* **Task data**:
● ● ● ●

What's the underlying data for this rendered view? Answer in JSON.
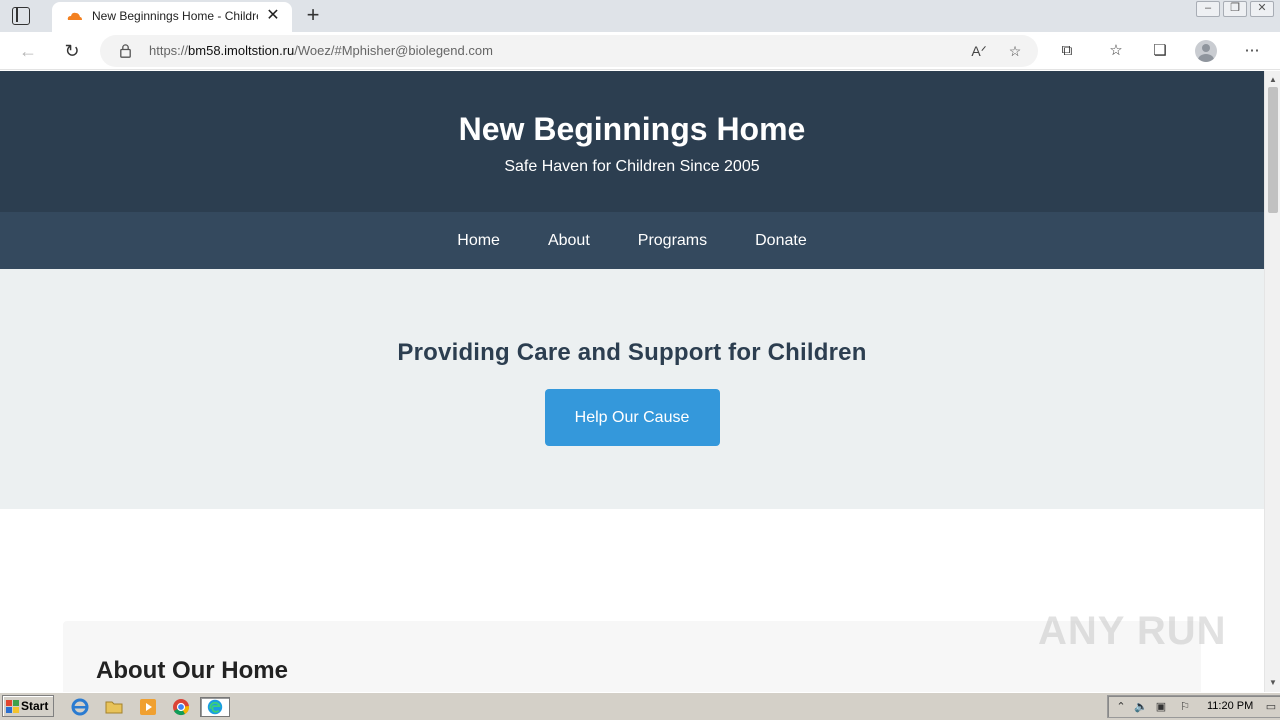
{
  "browser": {
    "tab_title": "New Beginnings Home - Children's Home",
    "url_prefix": "https://",
    "url_host": "bm58.imoltstion.ru",
    "url_path": "/Woez/#Mphisher@biolegend.com",
    "new_tab_symbol": "+",
    "close_symbol": "✕"
  },
  "site": {
    "title": "New Beginnings Home",
    "tagline": "Safe Haven for Children Since 2005",
    "nav": [
      "Home",
      "About",
      "Programs",
      "Donate"
    ],
    "hero_title": "Providing Care and Support for Children",
    "cta_label": "Help Our Cause",
    "about_title": "About Our Home",
    "colors": {
      "header_bg": "#2c3e50",
      "nav_bg": "#34495e",
      "hero_bg": "#ecf0f1",
      "cta_bg": "#3498db"
    }
  },
  "watermark": "ANY RUN",
  "taskbar": {
    "start_label": "Start",
    "clock": "11:20 PM",
    "quick_launch_icons": [
      "ie-icon",
      "folder-icon",
      "media-player-icon",
      "chrome-icon",
      "edge-icon"
    ]
  }
}
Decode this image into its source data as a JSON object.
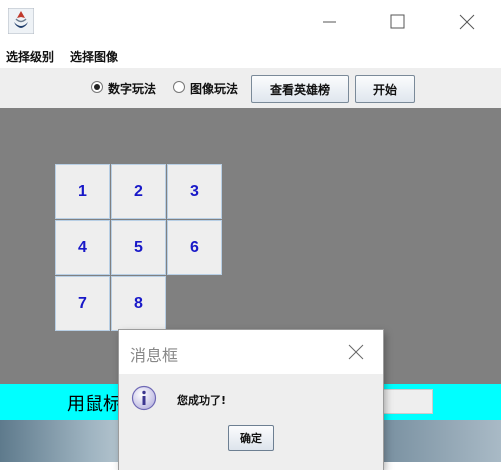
{
  "menubar": {
    "items": [
      "选择级别",
      "选择图像"
    ]
  },
  "toolbar": {
    "radio_number": {
      "label": "数字玩法",
      "checked": true
    },
    "radio_image": {
      "label": "图像玩法",
      "checked": false
    },
    "leaderboard_label": "查看英雄榜",
    "start_label": "开始"
  },
  "puzzle": {
    "tiles": [
      "1",
      "2",
      "3",
      "4",
      "5",
      "6",
      "7",
      "8"
    ]
  },
  "status_bar": {
    "hint_visible": "用鼠标"
  },
  "dialog": {
    "title": "消息框",
    "message": "您成功了!",
    "ok_label": "确定"
  },
  "colors": {
    "game_background": "#808080",
    "status_bar": "#00ffff",
    "tile_text": "#1818c8"
  }
}
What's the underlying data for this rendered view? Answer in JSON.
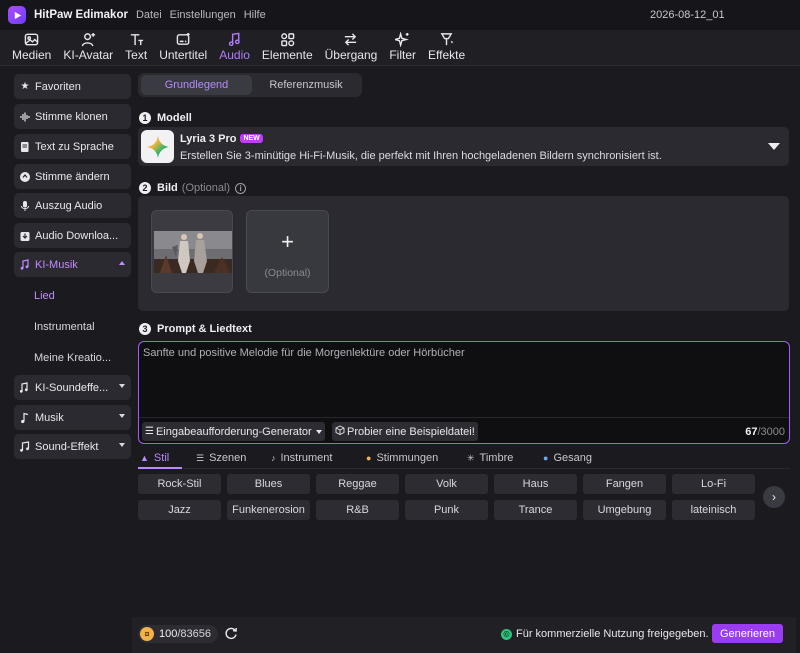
{
  "app": {
    "title": "HitPaw Edimakor",
    "menu": [
      "Datei",
      "Einstellungen",
      "Hilfe"
    ],
    "project_name": "2026-08-12_01"
  },
  "toolbar": {
    "tools": [
      {
        "label": "Medien",
        "icon": "image-icon"
      },
      {
        "label": "KI-Avatar",
        "icon": "avatar-icon"
      },
      {
        "label": "Text",
        "icon": "text-icon"
      },
      {
        "label": "Untertitel",
        "icon": "subtitle-icon"
      },
      {
        "label": "Audio",
        "icon": "music-note-icon",
        "active": true
      },
      {
        "label": "Elemente",
        "icon": "elements-icon"
      },
      {
        "label": "Übergang",
        "icon": "transition-icon"
      },
      {
        "label": "Filter",
        "icon": "sparkle-icon"
      },
      {
        "label": "Effekte",
        "icon": "magic-wand-icon"
      }
    ]
  },
  "sidebar": {
    "items": [
      {
        "label": "Favoriten",
        "icon": "star-icon"
      },
      {
        "label": "Stimme klonen",
        "icon": "waveform-icon"
      },
      {
        "label": "Text zu Sprache",
        "icon": "document-icon"
      },
      {
        "label": "Stimme ändern",
        "icon": "voice-change-icon"
      },
      {
        "label": "Auszug Audio",
        "icon": "microphone-icon"
      },
      {
        "label": "Audio Downloa...",
        "icon": "download-icon"
      },
      {
        "label": "KI-Musik",
        "icon": "ai-music-icon",
        "expanded": true
      },
      {
        "label": "KI-Soundeffe...",
        "icon": "sound-effect-icon"
      },
      {
        "label": "Musik",
        "icon": "music-note-icon"
      },
      {
        "label": "Sound-Effekt",
        "icon": "speaker-icon"
      }
    ],
    "sub_items": [
      "Lied",
      "Instrumental",
      "Meine Kreatio..."
    ],
    "selected_sub": "Lied"
  },
  "tabs": [
    "Grundlegend",
    "Referenzmusik"
  ],
  "active_tab": "Grundlegend",
  "model": {
    "section_number": "1",
    "section_title": "Modell",
    "name": "Lyria 3 Pro",
    "badge": "NEW",
    "description": "Erstellen Sie 3-minütige Hi-Fi-Musik, die perfekt mit Ihren hochgeladenen Bildern synchronisiert ist."
  },
  "image": {
    "section_number": "2",
    "section_title": "Bild",
    "optional_hint": "(Optional)",
    "add_label": "+",
    "add_hint": "(Optional)"
  },
  "prompt": {
    "section_number": "3",
    "section_title": "Prompt & Liedtext",
    "placeholder": "Sanfte und positive Melodie für die Morgenlektüre oder Hörbücher",
    "generator_button": "Eingabeaufforderung-Generator",
    "example_button": "Probier eine Beispieldatei!",
    "count_current": "67",
    "count_max": "/3000"
  },
  "categories": [
    {
      "label": "Stil",
      "icon": "style-icon",
      "active": true
    },
    {
      "label": "Szenen",
      "icon": "scenes-icon"
    },
    {
      "label": "Instrument",
      "icon": "guitar-icon"
    },
    {
      "label": "Stimmungen",
      "icon": "mood-icon"
    },
    {
      "label": "Timbre",
      "icon": "timbre-icon"
    },
    {
      "label": "Gesang",
      "icon": "vocal-icon"
    }
  ],
  "style_chips": [
    [
      "Rock-Stil",
      "Blues",
      "Reggae",
      "Volk",
      "Haus",
      "Fangen",
      "Lo-Fi"
    ],
    [
      "Jazz",
      "Funkenerosion",
      "R&B",
      "Punk",
      "Trance",
      "Umgebung",
      "lateinisch"
    ]
  ],
  "footer": {
    "credits_used": "100",
    "credits_total": "/83656",
    "commercial_text": "Für kommerzielle Nutzung freigegeben.",
    "generate_label": "Generieren"
  },
  "colors": {
    "accent": "#b27cff",
    "generate_button": "#9a3cf0",
    "prompt_border": "#a25cff",
    "check_green": "#2ec27e",
    "coin": "#f2b14a"
  }
}
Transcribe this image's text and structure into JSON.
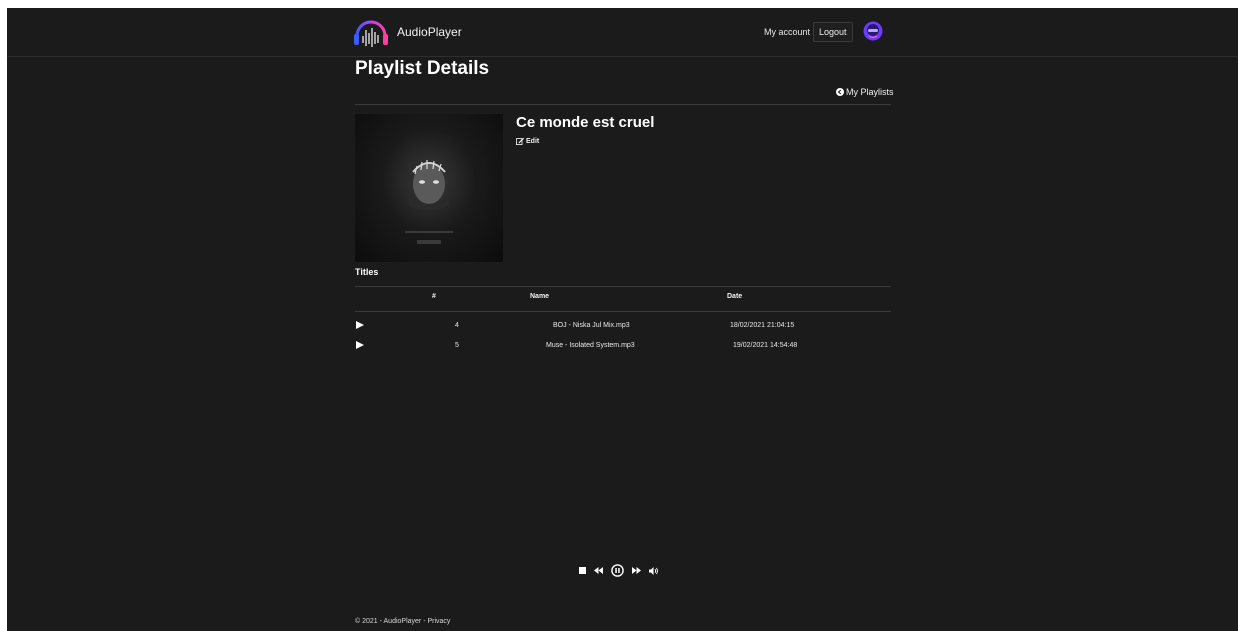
{
  "header": {
    "brand": "AudioPlayer",
    "my_account": "My account",
    "logout": "Logout"
  },
  "page": {
    "title": "Playlist Details",
    "my_playlists": "My Playlists"
  },
  "playlist": {
    "name": "Ce monde est cruel",
    "edit_label": "Edit"
  },
  "titles": {
    "heading": "Titles",
    "columns": [
      "#",
      "Name",
      "Date"
    ],
    "rows": [
      {
        "number": "4",
        "name": "BOJ - Niska Jul Mix.mp3",
        "date": "18/02/2021 21:04:15"
      },
      {
        "number": "5",
        "name": "Muse - Isolated System.mp3",
        "date": "19/02/2021 14:54:48"
      }
    ]
  },
  "player": {
    "controls": [
      "stop-icon",
      "rewind-icon",
      "pause-icon",
      "fast-forward-icon",
      "volume-icon"
    ]
  },
  "footer": {
    "copyright": "© 2021 - AudioPlayer - ",
    "privacy": "Privacy"
  },
  "colors": {
    "background": "#1b1b1b",
    "text": "#ffffff",
    "brand_gradient": [
      "#3a5bff",
      "#c53cff",
      "#ff3fa4"
    ]
  }
}
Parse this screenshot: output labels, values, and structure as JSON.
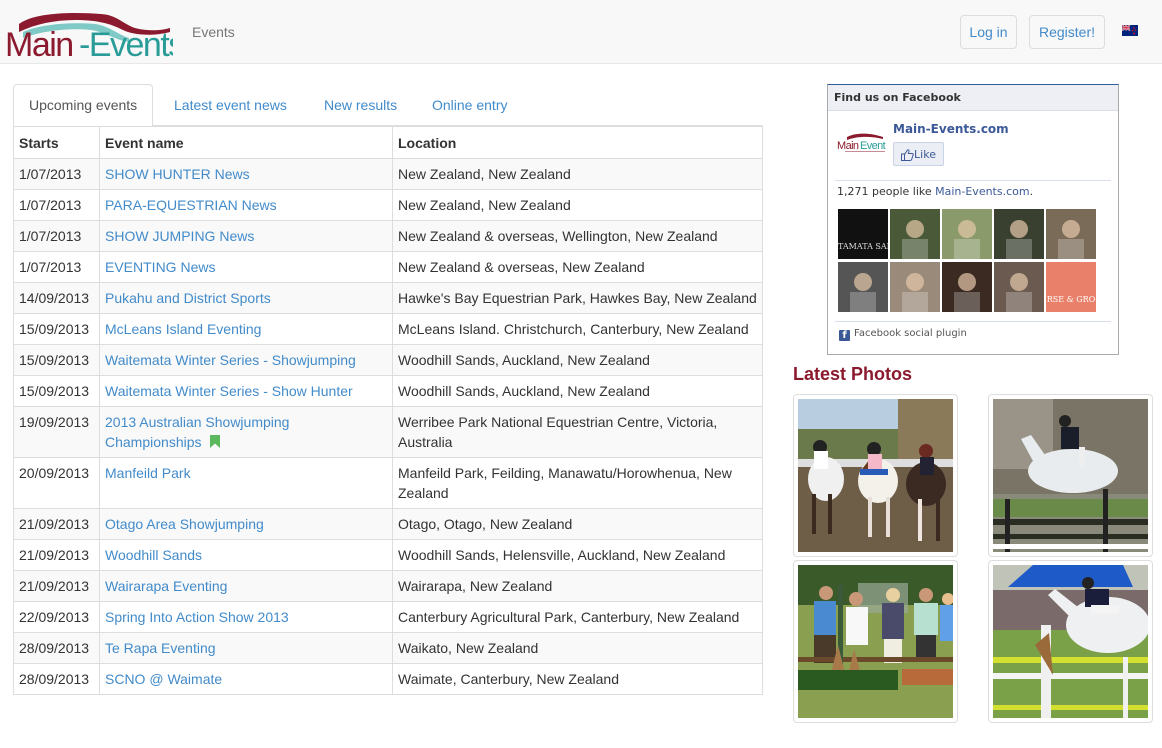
{
  "brand": {
    "name": "Main-Events",
    "colors": {
      "maroon": "#8b1a2e",
      "teal": "#2a9c98",
      "link": "#428bca"
    }
  },
  "nav": {
    "links": [
      {
        "label": "Events"
      }
    ],
    "login_label": "Log in",
    "register_label": "Register!",
    "flag_icon": "new-zealand-flag-icon"
  },
  "tabs": [
    {
      "label": "Upcoming events",
      "active": true
    },
    {
      "label": "Latest event news",
      "active": false
    },
    {
      "label": "New results",
      "active": false
    },
    {
      "label": "Online entry",
      "active": false
    }
  ],
  "table": {
    "headers": [
      "Starts",
      "Event name",
      "Location"
    ],
    "rows": [
      {
        "starts": "1/07/2013",
        "name": "SHOW HUNTER News",
        "location": "New Zealand, New Zealand"
      },
      {
        "starts": "1/07/2013",
        "name": "PARA-EQUESTRIAN News",
        "location": "New Zealand, New Zealand"
      },
      {
        "starts": "1/07/2013",
        "name": "SHOW JUMPING News",
        "location": "New Zealand & overseas, Wellington, New Zealand"
      },
      {
        "starts": "1/07/2013",
        "name": "EVENTING News",
        "location": "New Zealand & overseas, New Zealand"
      },
      {
        "starts": "14/09/2013",
        "name": "Pukahu and District Sports",
        "location": "Hawke's Bay Equestrian Park, Hawkes Bay, New Zealand"
      },
      {
        "starts": "15/09/2013",
        "name": "McLeans Island Eventing",
        "location": "McLeans Island. Christchurch, Canterbury, New Zealand"
      },
      {
        "starts": "15/09/2013",
        "name": "Waitemata Winter Series - Showjumping",
        "location": "Woodhill Sands, Auckland, New Zealand"
      },
      {
        "starts": "15/09/2013",
        "name": "Waitemata Winter Series - Show Hunter",
        "location": "Woodhill Sands, Auckland, New Zealand"
      },
      {
        "starts": "19/09/2013",
        "name": "2013 Australian Showjumping Championships",
        "location": "Werribee Park National Equestrian Centre, Victoria, Australia",
        "bookmark": true
      },
      {
        "starts": "20/09/2013",
        "name": "Manfeild Park",
        "location": "Manfeild Park, Feilding, Manawatu/Horowhenua, New Zealand"
      },
      {
        "starts": "21/09/2013",
        "name": "Otago Area Showjumping",
        "location": "Otago, Otago, New Zealand"
      },
      {
        "starts": "21/09/2013",
        "name": "Woodhill Sands",
        "location": "Woodhill Sands, Helensville, Auckland, New Zealand"
      },
      {
        "starts": "21/09/2013",
        "name": "Wairarapa Eventing",
        "location": "Wairarapa, New Zealand"
      },
      {
        "starts": "22/09/2013",
        "name": "Spring Into Action Show 2013",
        "location": "Canterbury Agricultural Park, Canterbury, New Zealand"
      },
      {
        "starts": "28/09/2013",
        "name": "Te Rapa Eventing",
        "location": "Waikato, New Zealand"
      },
      {
        "starts": "28/09/2013",
        "name": "SCNO @ Waimate",
        "location": "Waimate, Canterbury, New Zealand"
      }
    ]
  },
  "facebook": {
    "header": "Find us on Facebook",
    "page_name": "Main-Events.com",
    "like_label": "Like",
    "count_prefix": "1,271 people like ",
    "count_link": "Main-Events.com",
    "count_suffix": ".",
    "footer": "Facebook social plugin",
    "faces": [
      {
        "label": "TAMATA SADDL",
        "bg": "#111111",
        "fg": "#dddddd"
      },
      {
        "label": "",
        "bg": "#4a5a38",
        "fg": "#ffffff"
      },
      {
        "label": "",
        "bg": "#8a9a6a",
        "fg": "#ffffff"
      },
      {
        "label": "",
        "bg": "#3a4030",
        "fg": "#ffffff"
      },
      {
        "label": "",
        "bg": "#7a6a58",
        "fg": "#ffffff"
      },
      {
        "label": "",
        "bg": "#555555",
        "fg": "#ffffff"
      },
      {
        "label": "",
        "bg": "#9a8a7a",
        "fg": "#ffffff"
      },
      {
        "label": "",
        "bg": "#3a2a22",
        "fg": "#ffffff"
      },
      {
        "label": "",
        "bg": "#6a5a50",
        "fg": "#ffffff"
      },
      {
        "label": "RSE & GRO",
        "bg": "#e8806a",
        "fg": "#ffffff"
      }
    ]
  },
  "photos": {
    "title": "Latest Photos",
    "items": [
      {
        "alt": "riders-on-horses-photo"
      },
      {
        "alt": "white-horse-jumping-photo"
      },
      {
        "alt": "group-of-people-photo"
      },
      {
        "alt": "showjumping-photo"
      }
    ]
  }
}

● ● ● ●

* **What you need to do**: Check each line of the records for the word "Home", and show the lines that contain it.

* **Answer to the exercise**:
    "tab_title": "New Beginnings Home - Children's Home",
    "title": "New Beginnings Home",
      "Home",
    "about_title": "About Our Home",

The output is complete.